## Problem
Copy out the lines that have "after" in them.

-- BEGIN Records for this exercise --

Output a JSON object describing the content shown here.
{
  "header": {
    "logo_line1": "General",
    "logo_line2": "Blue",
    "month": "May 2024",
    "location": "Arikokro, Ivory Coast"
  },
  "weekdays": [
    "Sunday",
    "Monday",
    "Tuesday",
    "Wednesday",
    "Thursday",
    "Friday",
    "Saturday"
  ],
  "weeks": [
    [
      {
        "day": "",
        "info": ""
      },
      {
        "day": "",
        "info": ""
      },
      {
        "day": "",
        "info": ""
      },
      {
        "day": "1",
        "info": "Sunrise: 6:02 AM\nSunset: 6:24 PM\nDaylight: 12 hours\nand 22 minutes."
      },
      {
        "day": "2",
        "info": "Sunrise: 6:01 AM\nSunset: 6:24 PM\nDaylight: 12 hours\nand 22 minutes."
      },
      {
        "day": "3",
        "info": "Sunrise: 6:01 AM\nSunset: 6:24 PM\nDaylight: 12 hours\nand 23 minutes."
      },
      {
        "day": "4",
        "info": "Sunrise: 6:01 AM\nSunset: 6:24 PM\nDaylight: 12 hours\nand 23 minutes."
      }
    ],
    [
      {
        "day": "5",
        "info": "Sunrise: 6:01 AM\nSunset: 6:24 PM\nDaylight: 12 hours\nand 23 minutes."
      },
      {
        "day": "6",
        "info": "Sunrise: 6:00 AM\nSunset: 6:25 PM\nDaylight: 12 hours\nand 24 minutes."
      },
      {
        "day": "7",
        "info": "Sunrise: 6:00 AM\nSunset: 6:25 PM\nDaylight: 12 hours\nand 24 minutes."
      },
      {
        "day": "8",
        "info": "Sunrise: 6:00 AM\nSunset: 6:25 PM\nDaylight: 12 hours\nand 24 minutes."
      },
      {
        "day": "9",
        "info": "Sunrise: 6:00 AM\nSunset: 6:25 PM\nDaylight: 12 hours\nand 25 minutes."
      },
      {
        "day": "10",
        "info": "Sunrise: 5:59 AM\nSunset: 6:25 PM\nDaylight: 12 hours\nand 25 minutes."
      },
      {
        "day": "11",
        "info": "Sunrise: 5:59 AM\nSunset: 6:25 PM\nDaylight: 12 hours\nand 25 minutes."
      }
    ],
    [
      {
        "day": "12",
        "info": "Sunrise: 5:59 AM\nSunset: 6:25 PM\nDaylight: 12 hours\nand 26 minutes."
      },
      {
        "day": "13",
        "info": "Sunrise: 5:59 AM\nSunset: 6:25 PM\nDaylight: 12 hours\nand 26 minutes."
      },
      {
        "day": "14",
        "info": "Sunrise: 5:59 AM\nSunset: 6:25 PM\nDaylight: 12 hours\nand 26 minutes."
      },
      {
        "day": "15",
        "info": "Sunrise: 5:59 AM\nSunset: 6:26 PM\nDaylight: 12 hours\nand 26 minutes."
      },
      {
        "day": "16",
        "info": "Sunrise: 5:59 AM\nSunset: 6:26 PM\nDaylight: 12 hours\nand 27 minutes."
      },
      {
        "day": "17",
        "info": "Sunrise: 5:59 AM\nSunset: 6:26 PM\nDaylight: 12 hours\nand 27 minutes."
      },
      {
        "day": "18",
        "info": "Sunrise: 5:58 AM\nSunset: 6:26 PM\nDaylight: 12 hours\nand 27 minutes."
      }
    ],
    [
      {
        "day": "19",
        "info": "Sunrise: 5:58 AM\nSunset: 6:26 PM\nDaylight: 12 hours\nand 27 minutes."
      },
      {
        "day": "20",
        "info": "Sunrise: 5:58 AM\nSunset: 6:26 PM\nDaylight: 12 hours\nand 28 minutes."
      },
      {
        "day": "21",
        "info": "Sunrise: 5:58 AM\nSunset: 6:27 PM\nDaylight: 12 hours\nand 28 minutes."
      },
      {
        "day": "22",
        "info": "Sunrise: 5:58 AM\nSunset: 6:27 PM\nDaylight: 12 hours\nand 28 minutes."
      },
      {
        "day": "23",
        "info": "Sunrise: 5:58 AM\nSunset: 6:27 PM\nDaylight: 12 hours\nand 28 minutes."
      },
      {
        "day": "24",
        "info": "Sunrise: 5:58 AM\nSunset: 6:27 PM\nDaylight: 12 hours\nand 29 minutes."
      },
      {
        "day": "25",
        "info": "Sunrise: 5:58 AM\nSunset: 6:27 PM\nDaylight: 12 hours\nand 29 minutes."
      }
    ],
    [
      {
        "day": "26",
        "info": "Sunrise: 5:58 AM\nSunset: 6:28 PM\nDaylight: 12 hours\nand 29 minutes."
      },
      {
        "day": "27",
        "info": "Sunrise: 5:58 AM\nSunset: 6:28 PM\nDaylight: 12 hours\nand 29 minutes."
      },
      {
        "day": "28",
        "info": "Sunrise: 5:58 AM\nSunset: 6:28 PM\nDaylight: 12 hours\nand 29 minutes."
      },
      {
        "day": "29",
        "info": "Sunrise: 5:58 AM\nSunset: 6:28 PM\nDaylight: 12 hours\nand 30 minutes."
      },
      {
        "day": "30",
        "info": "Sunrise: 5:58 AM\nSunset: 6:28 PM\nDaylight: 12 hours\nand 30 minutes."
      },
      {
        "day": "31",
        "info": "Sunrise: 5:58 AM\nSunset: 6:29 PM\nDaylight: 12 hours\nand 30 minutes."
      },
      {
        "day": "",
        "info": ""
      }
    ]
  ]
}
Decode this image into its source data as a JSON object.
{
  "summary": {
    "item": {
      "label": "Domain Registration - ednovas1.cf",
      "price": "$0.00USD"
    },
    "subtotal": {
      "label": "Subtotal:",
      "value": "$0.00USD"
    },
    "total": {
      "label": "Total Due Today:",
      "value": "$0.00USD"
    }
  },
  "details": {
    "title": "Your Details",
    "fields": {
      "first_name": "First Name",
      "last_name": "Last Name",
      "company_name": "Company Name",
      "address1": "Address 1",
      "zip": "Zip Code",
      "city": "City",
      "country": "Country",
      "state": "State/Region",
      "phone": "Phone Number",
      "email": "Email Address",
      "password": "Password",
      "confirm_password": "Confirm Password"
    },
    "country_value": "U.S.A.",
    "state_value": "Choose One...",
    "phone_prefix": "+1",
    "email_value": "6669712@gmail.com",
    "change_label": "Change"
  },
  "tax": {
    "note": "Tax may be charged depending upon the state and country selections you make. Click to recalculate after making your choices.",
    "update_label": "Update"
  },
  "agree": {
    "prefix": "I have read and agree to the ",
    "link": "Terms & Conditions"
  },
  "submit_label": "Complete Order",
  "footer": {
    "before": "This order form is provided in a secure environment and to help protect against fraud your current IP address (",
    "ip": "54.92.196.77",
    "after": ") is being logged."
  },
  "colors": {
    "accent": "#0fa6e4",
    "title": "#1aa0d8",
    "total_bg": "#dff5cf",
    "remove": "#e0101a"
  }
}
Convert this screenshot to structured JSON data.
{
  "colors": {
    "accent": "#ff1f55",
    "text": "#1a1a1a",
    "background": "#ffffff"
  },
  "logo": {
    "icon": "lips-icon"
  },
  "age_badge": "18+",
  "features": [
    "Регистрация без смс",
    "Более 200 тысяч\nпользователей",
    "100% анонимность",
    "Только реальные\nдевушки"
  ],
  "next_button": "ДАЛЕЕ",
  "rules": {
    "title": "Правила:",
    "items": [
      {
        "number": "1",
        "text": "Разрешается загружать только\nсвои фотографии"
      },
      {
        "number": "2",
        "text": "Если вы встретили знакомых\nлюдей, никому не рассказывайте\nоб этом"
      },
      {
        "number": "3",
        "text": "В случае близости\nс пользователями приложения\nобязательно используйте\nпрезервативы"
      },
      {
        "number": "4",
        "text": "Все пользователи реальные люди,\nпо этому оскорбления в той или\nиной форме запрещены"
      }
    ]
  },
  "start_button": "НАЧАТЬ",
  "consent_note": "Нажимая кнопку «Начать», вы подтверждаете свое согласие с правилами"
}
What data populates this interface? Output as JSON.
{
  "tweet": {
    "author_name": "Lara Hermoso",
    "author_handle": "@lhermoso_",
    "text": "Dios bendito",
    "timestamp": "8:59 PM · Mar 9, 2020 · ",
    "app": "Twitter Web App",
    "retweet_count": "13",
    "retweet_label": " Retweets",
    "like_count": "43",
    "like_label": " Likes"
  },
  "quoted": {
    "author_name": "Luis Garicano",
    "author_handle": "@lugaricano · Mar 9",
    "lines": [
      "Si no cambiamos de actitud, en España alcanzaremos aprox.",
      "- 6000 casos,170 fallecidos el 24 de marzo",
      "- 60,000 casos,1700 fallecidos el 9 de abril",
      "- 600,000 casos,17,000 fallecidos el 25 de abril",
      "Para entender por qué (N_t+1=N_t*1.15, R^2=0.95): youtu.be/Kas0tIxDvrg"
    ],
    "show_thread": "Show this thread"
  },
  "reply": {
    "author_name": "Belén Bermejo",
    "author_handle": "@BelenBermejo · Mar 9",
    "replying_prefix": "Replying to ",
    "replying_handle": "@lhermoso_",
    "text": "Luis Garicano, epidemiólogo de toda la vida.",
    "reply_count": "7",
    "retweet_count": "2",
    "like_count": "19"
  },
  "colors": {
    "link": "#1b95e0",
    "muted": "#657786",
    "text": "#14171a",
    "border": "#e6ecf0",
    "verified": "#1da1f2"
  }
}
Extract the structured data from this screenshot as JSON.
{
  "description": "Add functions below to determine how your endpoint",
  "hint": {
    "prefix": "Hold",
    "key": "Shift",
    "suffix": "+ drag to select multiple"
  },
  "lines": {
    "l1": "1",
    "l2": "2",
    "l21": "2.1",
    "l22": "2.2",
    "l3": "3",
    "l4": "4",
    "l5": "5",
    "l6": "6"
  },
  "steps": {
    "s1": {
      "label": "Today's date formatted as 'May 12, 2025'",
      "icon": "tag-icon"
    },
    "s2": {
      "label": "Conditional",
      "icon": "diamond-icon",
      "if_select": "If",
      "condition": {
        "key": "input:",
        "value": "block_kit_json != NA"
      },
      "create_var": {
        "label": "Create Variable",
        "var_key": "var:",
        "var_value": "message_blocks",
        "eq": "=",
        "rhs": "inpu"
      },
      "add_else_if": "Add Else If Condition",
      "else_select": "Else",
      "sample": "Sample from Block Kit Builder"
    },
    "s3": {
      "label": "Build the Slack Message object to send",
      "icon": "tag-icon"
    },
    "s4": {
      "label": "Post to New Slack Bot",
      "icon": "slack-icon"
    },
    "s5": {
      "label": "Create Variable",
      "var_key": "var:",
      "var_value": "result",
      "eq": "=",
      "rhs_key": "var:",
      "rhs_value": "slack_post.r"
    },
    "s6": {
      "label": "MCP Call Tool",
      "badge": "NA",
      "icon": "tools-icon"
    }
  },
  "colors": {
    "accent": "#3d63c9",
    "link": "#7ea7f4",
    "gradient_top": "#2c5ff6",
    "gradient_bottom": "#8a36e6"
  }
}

-- END Records for this exercise --

## Written reply
    "note": "Tax may be charged depending upon the state and country selections you make. Click to recalculate after making your choices.",
    "after": ") is being logged."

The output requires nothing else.